Problem requirements: Note each line that includes the word "volume". Copy those lines.

* start Record excerpts *

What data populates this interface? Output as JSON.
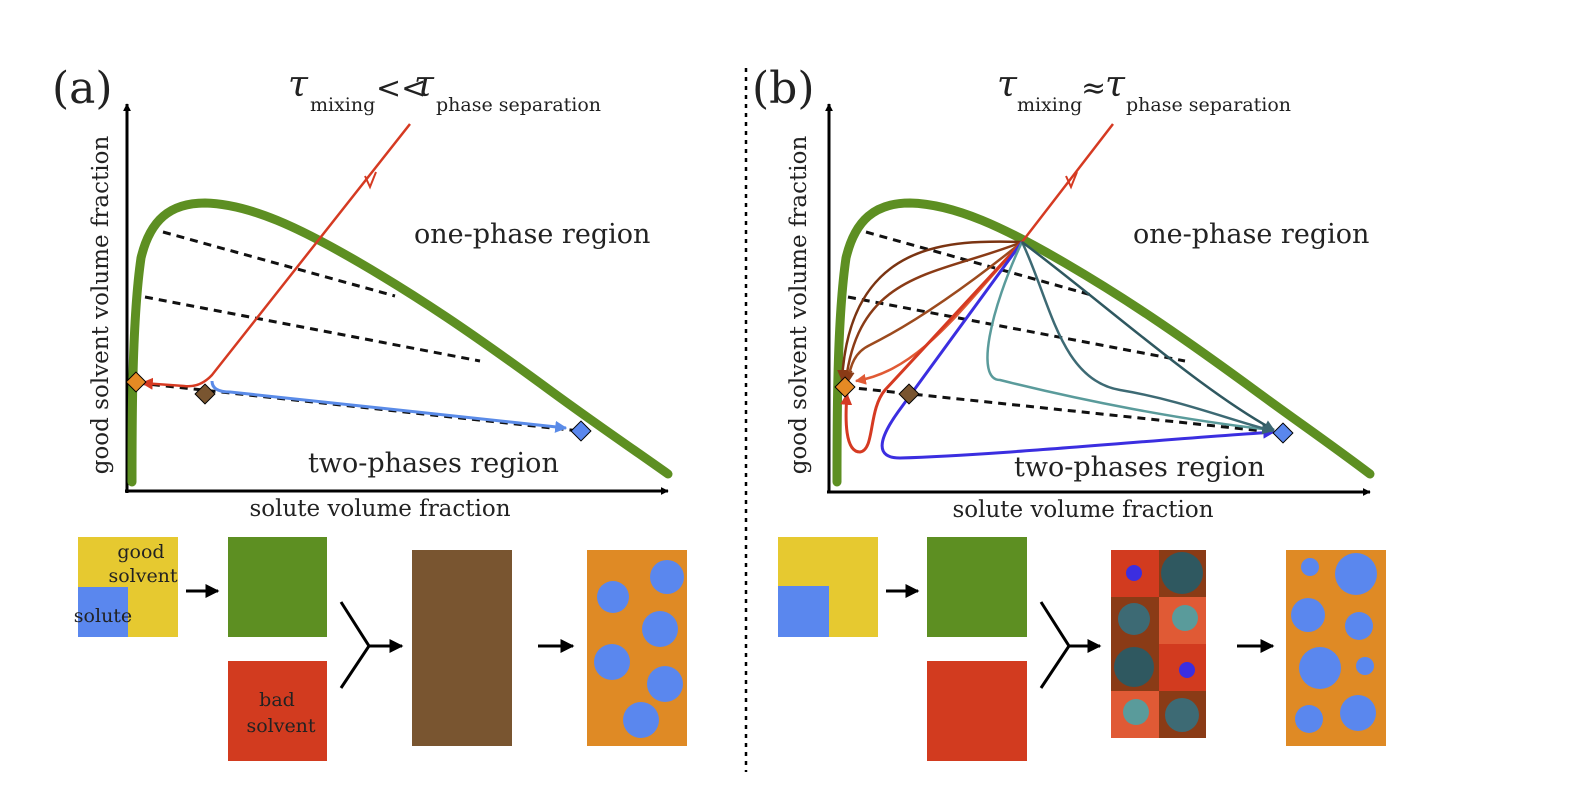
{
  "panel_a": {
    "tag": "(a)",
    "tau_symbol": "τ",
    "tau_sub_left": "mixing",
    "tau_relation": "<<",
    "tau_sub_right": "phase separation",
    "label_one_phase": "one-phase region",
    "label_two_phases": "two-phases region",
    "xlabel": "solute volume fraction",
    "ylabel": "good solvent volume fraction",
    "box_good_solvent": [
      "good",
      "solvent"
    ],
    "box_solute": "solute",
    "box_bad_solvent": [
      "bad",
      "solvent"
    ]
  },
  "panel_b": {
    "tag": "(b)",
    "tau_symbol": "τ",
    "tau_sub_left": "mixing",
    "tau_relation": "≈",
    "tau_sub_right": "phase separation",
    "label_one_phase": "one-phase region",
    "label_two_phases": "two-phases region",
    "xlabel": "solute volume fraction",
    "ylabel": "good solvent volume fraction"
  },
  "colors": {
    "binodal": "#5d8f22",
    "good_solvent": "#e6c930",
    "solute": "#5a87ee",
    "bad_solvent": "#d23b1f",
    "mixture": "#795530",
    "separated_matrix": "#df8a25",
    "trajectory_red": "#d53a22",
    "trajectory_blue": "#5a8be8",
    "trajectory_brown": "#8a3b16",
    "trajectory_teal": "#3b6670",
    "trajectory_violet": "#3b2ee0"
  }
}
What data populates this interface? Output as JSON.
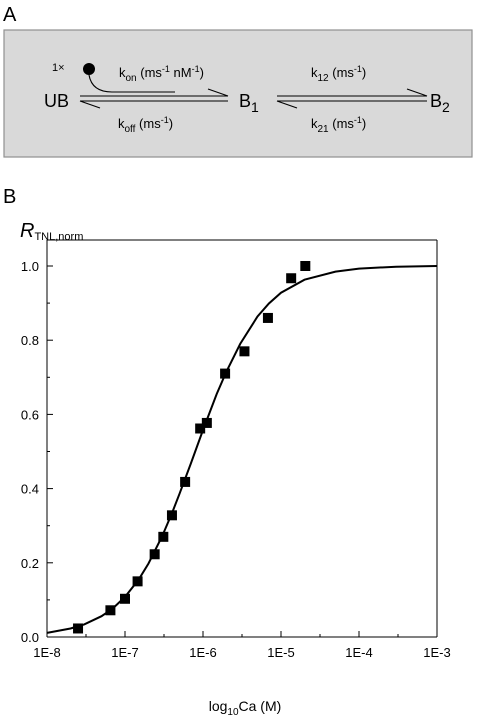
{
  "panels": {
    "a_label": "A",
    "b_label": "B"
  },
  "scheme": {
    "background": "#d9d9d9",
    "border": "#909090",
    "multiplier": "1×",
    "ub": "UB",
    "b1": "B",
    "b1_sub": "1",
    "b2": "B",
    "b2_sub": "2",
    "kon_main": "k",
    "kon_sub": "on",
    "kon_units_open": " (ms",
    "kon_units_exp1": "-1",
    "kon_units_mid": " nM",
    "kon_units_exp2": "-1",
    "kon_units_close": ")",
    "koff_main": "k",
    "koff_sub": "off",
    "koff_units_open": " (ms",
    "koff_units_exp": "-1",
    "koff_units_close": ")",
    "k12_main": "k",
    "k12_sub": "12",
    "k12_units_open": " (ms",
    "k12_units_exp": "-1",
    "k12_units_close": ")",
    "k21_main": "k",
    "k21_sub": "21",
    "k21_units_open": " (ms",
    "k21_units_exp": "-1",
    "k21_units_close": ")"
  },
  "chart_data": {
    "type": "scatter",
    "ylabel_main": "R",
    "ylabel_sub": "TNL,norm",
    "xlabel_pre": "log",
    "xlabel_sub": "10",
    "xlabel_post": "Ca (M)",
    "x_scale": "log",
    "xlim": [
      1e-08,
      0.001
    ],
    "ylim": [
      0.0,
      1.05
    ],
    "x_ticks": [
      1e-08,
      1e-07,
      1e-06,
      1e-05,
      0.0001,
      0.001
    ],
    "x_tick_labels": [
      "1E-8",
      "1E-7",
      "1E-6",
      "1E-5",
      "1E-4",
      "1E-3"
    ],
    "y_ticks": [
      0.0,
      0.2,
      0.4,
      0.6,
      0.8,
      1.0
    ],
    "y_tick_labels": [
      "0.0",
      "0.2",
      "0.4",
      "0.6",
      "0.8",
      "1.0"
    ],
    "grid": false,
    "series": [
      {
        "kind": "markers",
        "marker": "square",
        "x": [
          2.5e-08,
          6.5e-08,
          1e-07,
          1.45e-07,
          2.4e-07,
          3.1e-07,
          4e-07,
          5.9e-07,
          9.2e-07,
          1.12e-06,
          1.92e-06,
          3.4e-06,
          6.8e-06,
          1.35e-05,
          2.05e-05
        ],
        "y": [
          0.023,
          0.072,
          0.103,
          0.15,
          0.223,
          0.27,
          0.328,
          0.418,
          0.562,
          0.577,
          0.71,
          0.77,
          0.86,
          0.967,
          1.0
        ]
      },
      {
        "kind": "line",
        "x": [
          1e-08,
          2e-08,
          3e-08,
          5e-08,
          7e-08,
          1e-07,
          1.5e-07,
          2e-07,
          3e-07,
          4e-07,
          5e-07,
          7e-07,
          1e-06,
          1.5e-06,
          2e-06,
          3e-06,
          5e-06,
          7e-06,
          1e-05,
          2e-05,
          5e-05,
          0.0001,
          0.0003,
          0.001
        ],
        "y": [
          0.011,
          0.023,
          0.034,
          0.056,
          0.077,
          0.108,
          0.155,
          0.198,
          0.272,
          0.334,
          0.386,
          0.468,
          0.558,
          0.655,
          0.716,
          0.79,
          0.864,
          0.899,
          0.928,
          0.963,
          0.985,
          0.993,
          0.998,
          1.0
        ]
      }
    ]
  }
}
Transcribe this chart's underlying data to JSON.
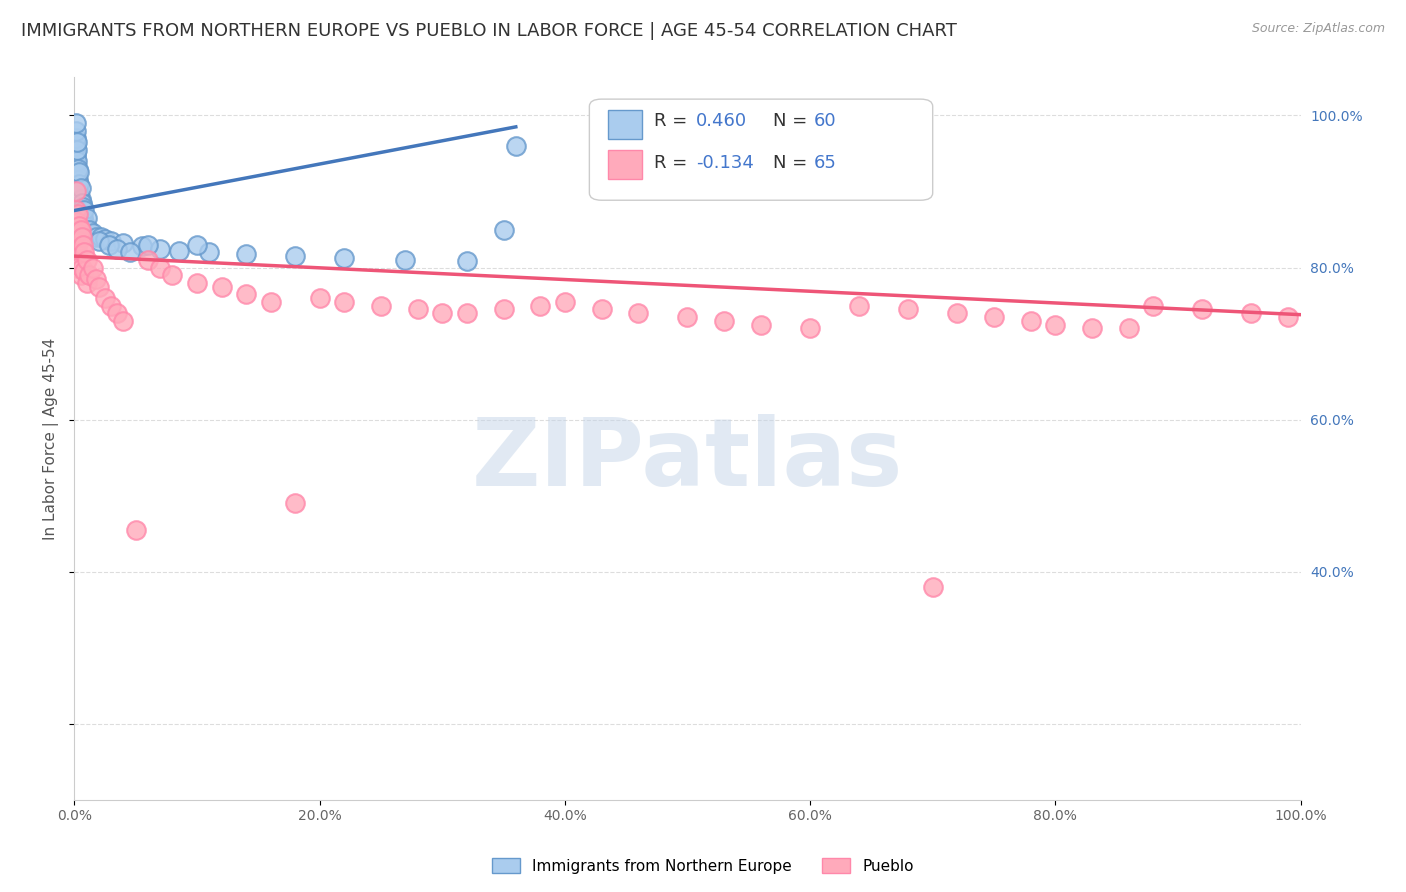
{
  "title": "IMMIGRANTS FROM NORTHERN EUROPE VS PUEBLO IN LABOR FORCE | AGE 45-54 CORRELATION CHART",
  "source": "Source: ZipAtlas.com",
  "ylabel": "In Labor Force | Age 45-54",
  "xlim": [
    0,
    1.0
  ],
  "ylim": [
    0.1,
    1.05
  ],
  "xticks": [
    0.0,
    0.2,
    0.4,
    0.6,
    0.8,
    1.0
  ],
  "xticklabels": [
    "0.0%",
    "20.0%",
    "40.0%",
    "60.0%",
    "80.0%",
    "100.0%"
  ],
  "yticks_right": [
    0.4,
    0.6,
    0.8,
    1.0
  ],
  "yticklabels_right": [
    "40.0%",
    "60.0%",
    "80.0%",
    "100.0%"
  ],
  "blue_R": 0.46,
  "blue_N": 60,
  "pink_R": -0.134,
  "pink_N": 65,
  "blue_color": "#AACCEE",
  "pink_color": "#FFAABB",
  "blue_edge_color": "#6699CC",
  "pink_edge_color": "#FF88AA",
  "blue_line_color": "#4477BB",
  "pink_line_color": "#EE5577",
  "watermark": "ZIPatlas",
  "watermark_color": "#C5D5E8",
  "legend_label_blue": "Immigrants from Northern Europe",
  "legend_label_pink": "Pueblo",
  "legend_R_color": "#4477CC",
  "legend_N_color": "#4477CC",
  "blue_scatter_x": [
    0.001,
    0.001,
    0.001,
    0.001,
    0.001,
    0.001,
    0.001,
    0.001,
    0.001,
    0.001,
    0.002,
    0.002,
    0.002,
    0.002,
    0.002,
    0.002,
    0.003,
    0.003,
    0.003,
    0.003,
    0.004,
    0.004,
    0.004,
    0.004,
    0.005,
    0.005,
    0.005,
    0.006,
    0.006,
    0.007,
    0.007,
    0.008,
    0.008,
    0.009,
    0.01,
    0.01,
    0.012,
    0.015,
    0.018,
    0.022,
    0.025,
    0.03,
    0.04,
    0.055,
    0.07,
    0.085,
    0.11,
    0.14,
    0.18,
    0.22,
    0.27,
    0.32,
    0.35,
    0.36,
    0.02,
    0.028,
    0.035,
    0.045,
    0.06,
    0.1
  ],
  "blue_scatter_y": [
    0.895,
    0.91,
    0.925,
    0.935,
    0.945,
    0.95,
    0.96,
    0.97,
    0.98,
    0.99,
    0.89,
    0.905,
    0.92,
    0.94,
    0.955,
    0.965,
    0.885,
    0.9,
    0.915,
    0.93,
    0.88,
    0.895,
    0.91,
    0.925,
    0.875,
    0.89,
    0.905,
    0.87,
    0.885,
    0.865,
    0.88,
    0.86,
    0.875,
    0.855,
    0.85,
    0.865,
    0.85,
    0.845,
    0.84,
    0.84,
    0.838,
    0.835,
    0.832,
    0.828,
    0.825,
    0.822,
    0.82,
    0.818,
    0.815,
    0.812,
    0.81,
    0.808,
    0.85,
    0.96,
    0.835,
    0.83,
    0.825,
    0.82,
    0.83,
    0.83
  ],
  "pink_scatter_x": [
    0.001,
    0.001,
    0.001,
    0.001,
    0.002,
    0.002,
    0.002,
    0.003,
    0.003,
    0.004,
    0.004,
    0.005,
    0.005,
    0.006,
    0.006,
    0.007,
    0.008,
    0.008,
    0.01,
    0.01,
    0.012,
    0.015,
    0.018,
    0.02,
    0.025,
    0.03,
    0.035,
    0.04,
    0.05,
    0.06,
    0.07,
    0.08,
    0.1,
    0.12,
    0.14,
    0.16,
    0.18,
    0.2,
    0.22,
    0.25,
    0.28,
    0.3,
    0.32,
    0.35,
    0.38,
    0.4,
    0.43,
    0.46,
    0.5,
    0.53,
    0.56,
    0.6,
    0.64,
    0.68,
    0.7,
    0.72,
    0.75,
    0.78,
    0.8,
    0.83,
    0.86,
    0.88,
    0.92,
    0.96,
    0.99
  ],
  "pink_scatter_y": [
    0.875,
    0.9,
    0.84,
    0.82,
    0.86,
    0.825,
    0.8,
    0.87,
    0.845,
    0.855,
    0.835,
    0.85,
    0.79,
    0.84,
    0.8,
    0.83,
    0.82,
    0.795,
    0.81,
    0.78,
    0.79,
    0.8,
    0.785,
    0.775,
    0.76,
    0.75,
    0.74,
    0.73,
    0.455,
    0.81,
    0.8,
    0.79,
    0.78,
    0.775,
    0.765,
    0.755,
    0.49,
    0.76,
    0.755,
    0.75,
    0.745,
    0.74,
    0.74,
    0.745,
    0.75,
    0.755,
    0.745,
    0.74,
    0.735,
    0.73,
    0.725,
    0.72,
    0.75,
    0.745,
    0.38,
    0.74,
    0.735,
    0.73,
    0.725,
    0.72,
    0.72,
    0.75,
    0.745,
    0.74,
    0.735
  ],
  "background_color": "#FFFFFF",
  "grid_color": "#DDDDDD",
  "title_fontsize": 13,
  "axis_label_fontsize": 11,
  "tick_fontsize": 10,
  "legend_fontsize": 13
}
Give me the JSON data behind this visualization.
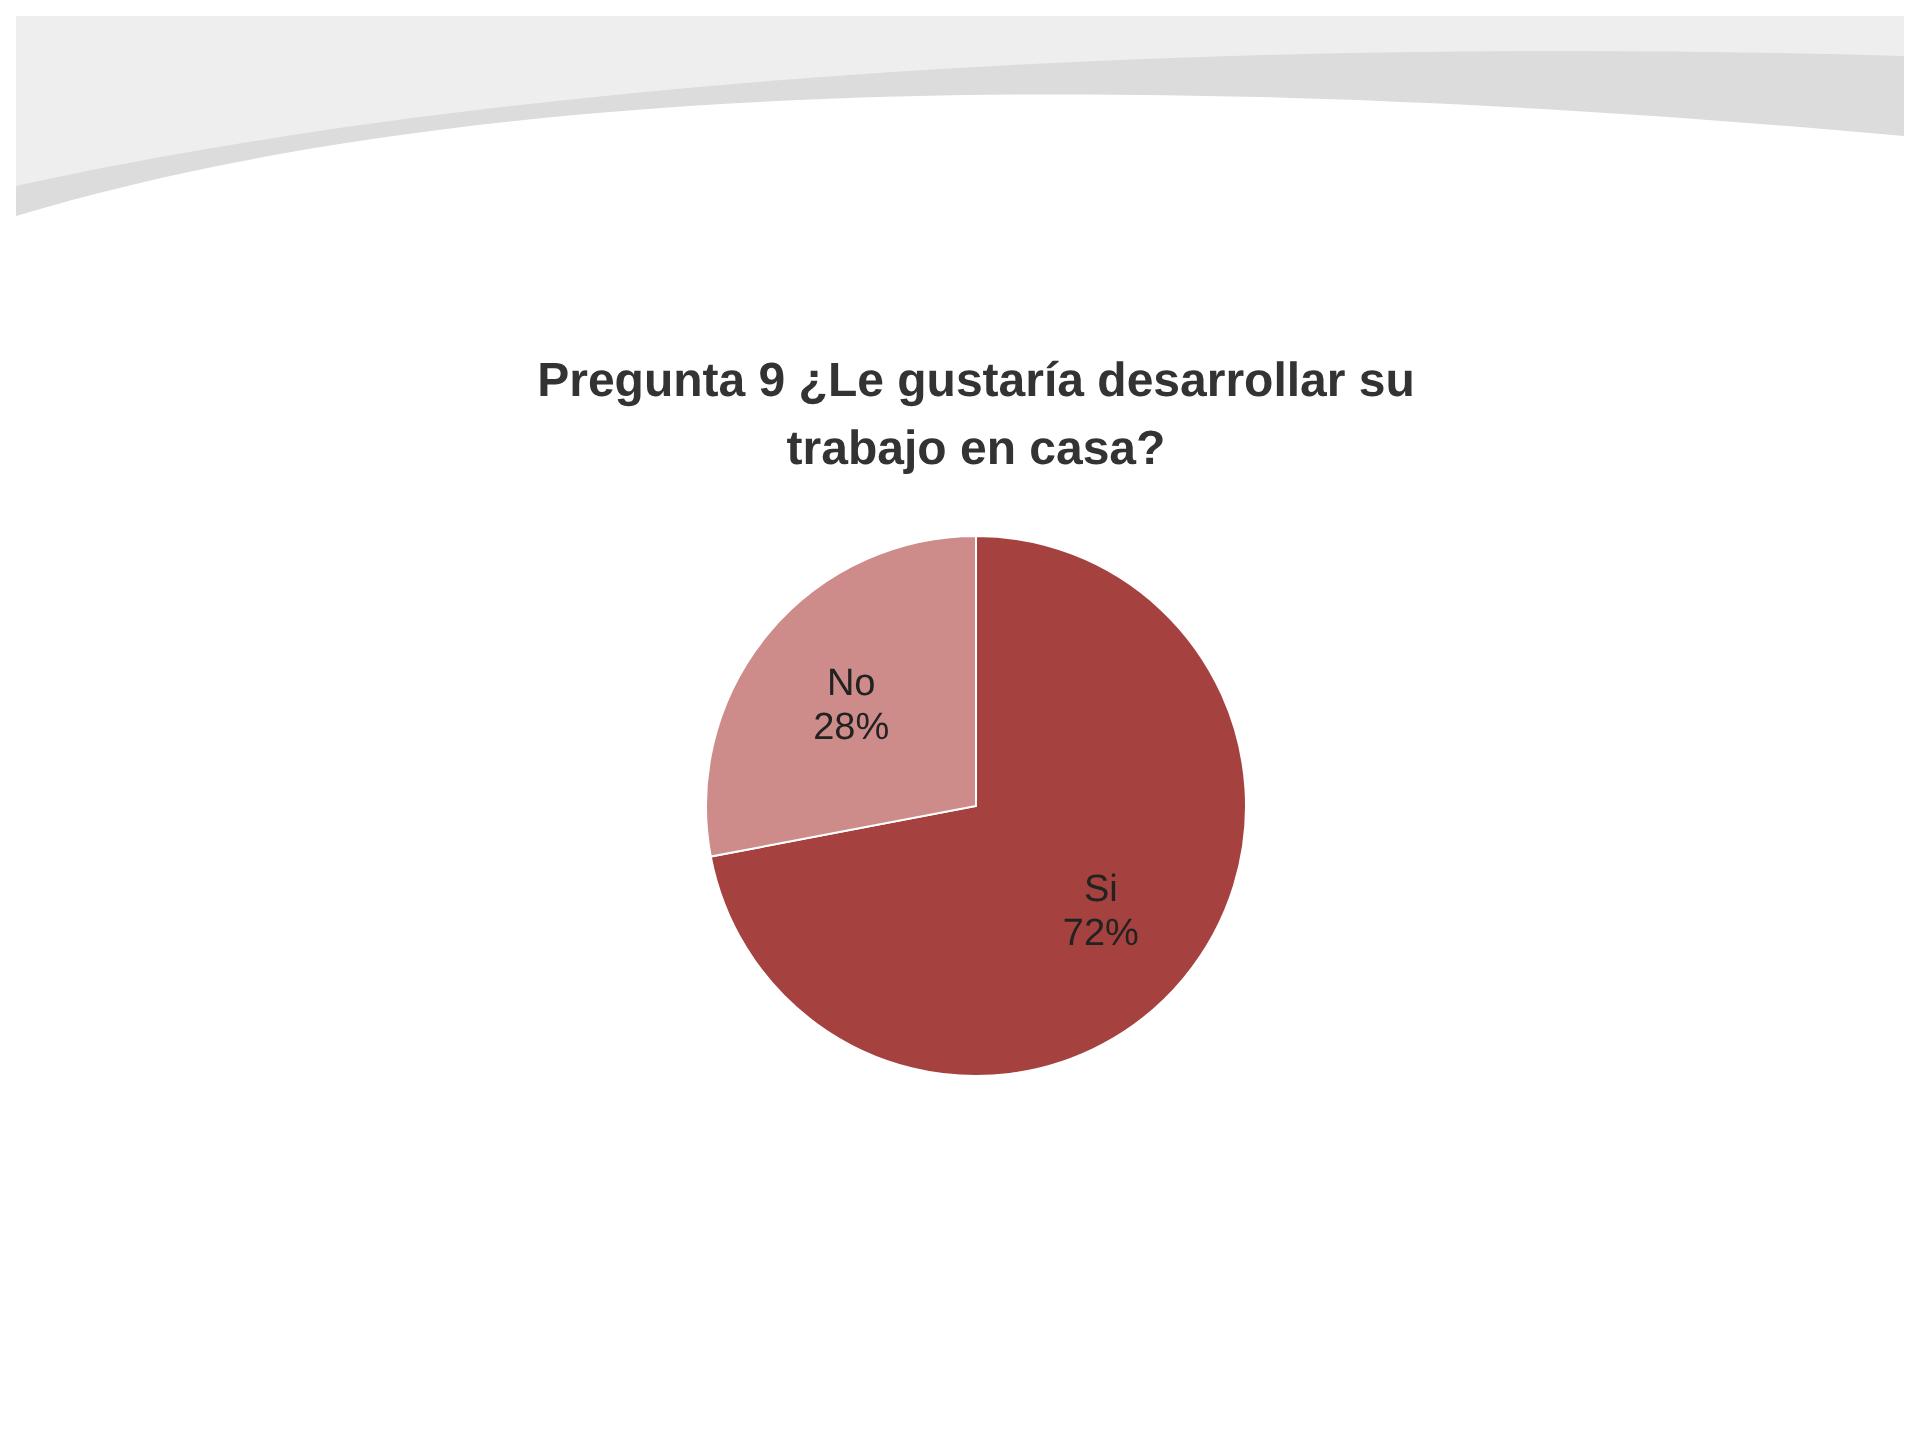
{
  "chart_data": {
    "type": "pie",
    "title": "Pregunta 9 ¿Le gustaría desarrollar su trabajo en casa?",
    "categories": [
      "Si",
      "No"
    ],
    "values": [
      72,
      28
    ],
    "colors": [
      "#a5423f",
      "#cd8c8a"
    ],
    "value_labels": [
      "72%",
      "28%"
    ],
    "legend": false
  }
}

* end Record excerpts *

Written response:
    "xlabel": "solute volume fraction",
    "ylabel": "good solvent volume fraction",
    "xlabel": "solute volume fraction",
    "ylabel": "good solvent volume fraction"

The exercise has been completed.